BOX 1: The granuloma

A granuloma is an organized collection of immune cells, specifically including a large proportion of MFs, which occurs in a tissue as a result of chronic unresolved inflammation. The inflammatory stimulus may or may not be infectious, and a number of conditions apart from TB also exhibit granulomas including cryptococcosis, sarcoidosis, leprosy and chronic granulomatous disease.

The purpose of the granuloma for the host in an infectious disease is two‐fold. Firstly, through the formation of a fibrous capsule it may be able to physically contain the infected area and prevent pathogen spread. Second, by bringing together an array of immune effector cells including APCs, lymphocytes and granulocytes, the granulomatous area becomes important for the development of effective immunity.

==============================

__Task requirements__
From the granuloma text, return everything from "BOX 1: The granuloma" down to "of effective immunity.", copied word for word. The rows that follow come from a separate source and are unrelated to the granuloma text.

==============================

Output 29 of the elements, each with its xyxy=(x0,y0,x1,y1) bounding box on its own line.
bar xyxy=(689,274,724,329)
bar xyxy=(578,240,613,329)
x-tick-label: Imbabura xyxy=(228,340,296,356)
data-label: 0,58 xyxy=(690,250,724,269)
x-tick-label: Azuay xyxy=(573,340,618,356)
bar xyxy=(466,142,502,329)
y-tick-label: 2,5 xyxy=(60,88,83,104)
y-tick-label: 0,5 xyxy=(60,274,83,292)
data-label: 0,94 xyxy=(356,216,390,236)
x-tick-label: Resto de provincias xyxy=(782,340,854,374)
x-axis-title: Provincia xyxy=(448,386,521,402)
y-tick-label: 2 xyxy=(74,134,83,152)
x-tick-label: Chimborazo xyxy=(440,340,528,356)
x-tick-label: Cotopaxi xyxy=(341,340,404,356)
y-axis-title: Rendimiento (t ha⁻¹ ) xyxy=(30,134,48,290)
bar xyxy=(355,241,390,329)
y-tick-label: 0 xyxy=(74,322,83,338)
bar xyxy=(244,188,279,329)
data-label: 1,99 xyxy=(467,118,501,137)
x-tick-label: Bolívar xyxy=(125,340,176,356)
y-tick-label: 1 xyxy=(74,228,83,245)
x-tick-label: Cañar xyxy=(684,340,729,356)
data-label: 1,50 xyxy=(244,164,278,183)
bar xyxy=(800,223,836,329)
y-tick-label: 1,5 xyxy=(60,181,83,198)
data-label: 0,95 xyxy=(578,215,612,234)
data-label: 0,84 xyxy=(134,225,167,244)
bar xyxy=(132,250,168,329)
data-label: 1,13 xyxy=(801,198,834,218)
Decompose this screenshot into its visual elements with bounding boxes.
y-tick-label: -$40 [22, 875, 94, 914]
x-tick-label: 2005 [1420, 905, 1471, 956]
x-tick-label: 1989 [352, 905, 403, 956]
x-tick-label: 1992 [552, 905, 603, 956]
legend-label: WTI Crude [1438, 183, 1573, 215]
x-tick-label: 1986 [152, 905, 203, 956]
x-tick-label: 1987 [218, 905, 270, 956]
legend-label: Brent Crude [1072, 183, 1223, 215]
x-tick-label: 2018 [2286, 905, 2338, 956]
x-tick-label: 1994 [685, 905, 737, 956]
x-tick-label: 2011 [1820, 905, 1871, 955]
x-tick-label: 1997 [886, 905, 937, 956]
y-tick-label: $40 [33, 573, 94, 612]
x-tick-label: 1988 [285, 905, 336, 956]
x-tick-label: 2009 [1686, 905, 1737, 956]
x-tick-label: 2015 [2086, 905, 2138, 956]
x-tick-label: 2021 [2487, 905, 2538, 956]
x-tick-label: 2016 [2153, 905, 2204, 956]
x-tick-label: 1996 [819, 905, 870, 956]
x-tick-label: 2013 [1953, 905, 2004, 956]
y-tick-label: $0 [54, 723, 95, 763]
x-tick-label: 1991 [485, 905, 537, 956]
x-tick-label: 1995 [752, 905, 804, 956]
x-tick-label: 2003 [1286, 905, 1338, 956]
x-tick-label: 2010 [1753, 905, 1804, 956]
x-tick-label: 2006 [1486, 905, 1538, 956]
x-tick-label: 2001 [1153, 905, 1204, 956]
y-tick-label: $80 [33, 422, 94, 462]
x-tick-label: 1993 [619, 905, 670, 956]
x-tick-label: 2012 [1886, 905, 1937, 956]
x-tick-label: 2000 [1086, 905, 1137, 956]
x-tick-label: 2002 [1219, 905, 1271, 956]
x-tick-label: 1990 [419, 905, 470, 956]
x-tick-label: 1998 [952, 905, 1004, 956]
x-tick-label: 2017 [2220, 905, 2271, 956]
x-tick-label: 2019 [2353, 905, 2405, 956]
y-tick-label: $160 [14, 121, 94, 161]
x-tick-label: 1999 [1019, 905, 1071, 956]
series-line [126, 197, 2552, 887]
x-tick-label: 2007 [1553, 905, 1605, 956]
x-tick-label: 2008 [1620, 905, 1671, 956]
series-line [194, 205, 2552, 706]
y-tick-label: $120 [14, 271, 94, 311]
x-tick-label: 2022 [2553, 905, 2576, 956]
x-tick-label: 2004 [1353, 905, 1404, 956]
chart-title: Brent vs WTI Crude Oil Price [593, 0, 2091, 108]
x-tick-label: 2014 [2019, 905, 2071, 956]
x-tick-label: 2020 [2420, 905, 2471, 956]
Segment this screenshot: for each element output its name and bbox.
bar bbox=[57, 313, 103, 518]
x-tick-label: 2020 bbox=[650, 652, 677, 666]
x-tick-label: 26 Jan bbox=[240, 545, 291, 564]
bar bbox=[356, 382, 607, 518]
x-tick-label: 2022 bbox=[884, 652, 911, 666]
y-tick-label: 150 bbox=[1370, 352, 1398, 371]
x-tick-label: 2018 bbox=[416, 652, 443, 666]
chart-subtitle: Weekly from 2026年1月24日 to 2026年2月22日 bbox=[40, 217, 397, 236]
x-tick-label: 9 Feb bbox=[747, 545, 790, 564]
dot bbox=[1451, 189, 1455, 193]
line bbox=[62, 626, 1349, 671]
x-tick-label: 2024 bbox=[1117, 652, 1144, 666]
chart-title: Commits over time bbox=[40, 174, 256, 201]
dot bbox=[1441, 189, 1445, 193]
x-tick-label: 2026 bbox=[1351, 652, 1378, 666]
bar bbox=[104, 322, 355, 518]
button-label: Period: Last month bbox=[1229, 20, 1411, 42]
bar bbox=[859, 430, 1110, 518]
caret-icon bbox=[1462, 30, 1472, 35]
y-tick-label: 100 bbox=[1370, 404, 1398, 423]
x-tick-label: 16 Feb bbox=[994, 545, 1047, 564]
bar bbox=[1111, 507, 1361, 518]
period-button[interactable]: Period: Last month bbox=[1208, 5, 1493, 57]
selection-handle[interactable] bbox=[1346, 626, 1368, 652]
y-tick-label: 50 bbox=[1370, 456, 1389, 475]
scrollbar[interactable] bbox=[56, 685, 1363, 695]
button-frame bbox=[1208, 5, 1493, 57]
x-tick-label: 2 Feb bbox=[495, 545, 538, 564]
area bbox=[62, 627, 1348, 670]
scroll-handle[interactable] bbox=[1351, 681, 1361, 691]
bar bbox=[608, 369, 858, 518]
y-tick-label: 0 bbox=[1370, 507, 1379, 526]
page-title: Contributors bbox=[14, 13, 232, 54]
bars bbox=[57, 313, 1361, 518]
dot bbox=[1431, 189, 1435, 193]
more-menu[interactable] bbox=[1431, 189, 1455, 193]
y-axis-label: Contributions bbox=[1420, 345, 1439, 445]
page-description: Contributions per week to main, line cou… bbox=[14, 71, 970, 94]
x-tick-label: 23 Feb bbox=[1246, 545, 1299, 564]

==============================

__Result of this task__
BOX 1: The granuloma

A granuloma is an organized collection of immune cells, specifically including a large proportion of MFs, which occurs in a tissue as a result of chronic unresolved inflammation. The inflammatory stimulus may or may not be infectious, and a number of conditions apart from TB also exhibit granulomas including cryptococcosis, sarcoidosis, leprosy and chronic granulomatous disease.

The purpose of the granuloma for the host in an infectious disease is two‐fold. Firstly, through the formation of a fibrous capsule it may be able to physically contain the infected area and prevent pathogen spread. Second, by bringing together an array of immune effector cells including APCs, lymphocytes and granulocytes, the granulomatous area becomes important for the development of effective immunity.